#### INPUT RECORDS
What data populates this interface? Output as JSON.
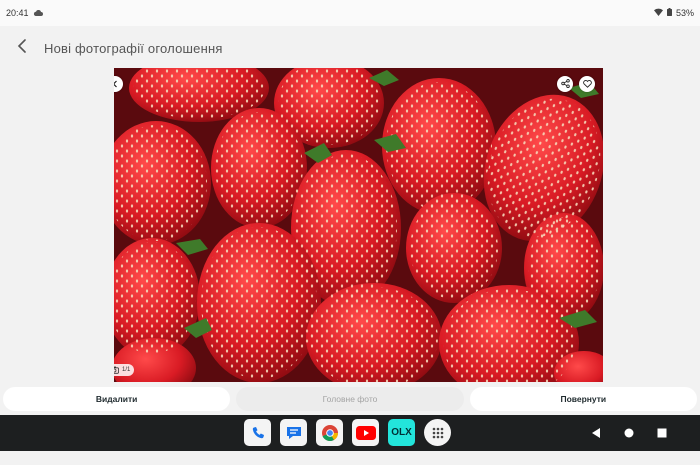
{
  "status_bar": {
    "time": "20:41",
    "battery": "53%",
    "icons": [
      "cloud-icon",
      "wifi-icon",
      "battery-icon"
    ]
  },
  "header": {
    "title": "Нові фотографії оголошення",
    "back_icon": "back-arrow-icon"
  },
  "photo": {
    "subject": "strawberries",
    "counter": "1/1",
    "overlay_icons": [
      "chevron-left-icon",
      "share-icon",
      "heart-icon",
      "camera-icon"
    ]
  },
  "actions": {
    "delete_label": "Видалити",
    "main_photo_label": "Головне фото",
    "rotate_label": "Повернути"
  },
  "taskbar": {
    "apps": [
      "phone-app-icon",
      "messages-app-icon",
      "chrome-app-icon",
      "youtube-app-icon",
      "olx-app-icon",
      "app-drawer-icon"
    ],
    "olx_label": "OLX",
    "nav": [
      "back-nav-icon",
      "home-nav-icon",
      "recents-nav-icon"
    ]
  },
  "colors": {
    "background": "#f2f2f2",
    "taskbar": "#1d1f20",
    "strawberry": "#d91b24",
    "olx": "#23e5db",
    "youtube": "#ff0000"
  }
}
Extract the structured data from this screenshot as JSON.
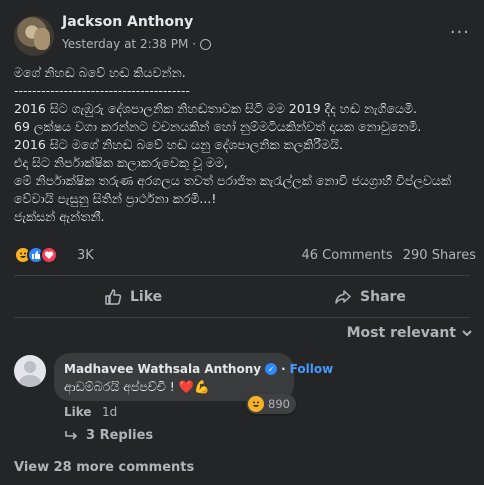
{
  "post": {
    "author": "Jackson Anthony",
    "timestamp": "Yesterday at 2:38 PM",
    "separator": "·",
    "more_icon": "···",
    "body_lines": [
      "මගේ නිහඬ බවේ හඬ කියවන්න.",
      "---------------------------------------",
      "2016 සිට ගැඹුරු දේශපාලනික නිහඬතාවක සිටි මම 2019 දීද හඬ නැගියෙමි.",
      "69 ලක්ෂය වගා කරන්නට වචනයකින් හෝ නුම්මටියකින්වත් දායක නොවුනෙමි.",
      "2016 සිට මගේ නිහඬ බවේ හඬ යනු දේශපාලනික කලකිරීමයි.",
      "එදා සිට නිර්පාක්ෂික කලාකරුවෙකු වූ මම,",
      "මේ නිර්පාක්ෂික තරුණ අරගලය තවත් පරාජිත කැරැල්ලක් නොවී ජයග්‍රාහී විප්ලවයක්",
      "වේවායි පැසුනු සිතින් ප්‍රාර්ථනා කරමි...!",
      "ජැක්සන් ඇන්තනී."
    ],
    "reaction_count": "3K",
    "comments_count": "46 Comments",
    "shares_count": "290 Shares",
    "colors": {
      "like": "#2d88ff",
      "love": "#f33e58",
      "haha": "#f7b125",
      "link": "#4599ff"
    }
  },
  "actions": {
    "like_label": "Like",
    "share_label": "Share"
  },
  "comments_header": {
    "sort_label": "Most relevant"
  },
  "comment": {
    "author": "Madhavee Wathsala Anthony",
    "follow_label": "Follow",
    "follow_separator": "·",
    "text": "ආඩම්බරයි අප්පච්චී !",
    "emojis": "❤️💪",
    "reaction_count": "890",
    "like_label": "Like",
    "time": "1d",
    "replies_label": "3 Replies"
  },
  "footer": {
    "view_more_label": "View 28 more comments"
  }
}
########
* [SHORT TASK]:
Repeat the line containing "Extract the structured" and every line after it up to the end of the material above, exactly as they stand, minus the pictures.

* [CORRECT RESPONSE]:
Extract the structured data from this screenshot as JSON.
{
  "post": {
    "author": "Jackson Anthony",
    "timestamp": "Yesterday at 2:38 PM",
    "separator": "·",
    "more_icon": "···",
    "body_lines": [
      "මගේ නිහඬ බවේ හඬ කියවන්න.",
      "---------------------------------------",
      "2016 සිට ගැඹුරු දේශපාලනික නිහඬතාවක සිටි මම 2019 දීද හඬ නැගියෙමි.",
      "69 ලක්ෂය වගා කරන්නට වචනයකින් හෝ නුම්මටියකින්වත් දායක නොවුනෙමි.",
      "2016 සිට මගේ නිහඬ බවේ හඬ යනු දේශපාලනික කලකිරීමයි.",
      "එදා සිට නිර්පාක්ෂික කලාකරුවෙකු වූ මම,",
      "මේ නිර්පාක්ෂික තරුණ අරගලය තවත් පරාජිත කැරැල්ලක් නොවී ජයග්‍රාහී විප්ලවයක්",
      "වේවායි පැසුනු සිතින් ප්‍රාර්ථනා කරමි...!",
      "ජැක්සන් ඇන්තනී."
    ],
    "reaction_count": "3K",
    "comments_count": "46 Comments",
    "shares_count": "290 Shares",
    "colors": {
      "like": "#2d88ff",
      "love": "#f33e58",
      "haha": "#f7b125",
      "link": "#4599ff"
    }
  },
  "actions": {
    "like_label": "Like",
    "share_label": "Share"
  },
  "comments_header": {
    "sort_label": "Most relevant"
  },
  "comment": {
    "author": "Madhavee Wathsala Anthony",
    "follow_label": "Follow",
    "follow_separator": "·",
    "text": "ආඩම්බරයි අප්පච්චී !",
    "emojis": "❤️💪",
    "reaction_count": "890",
    "like_label": "Like",
    "time": "1d",
    "replies_label": "3 Replies"
  },
  "footer": {
    "view_more_label": "View 28 more comments"
  }
}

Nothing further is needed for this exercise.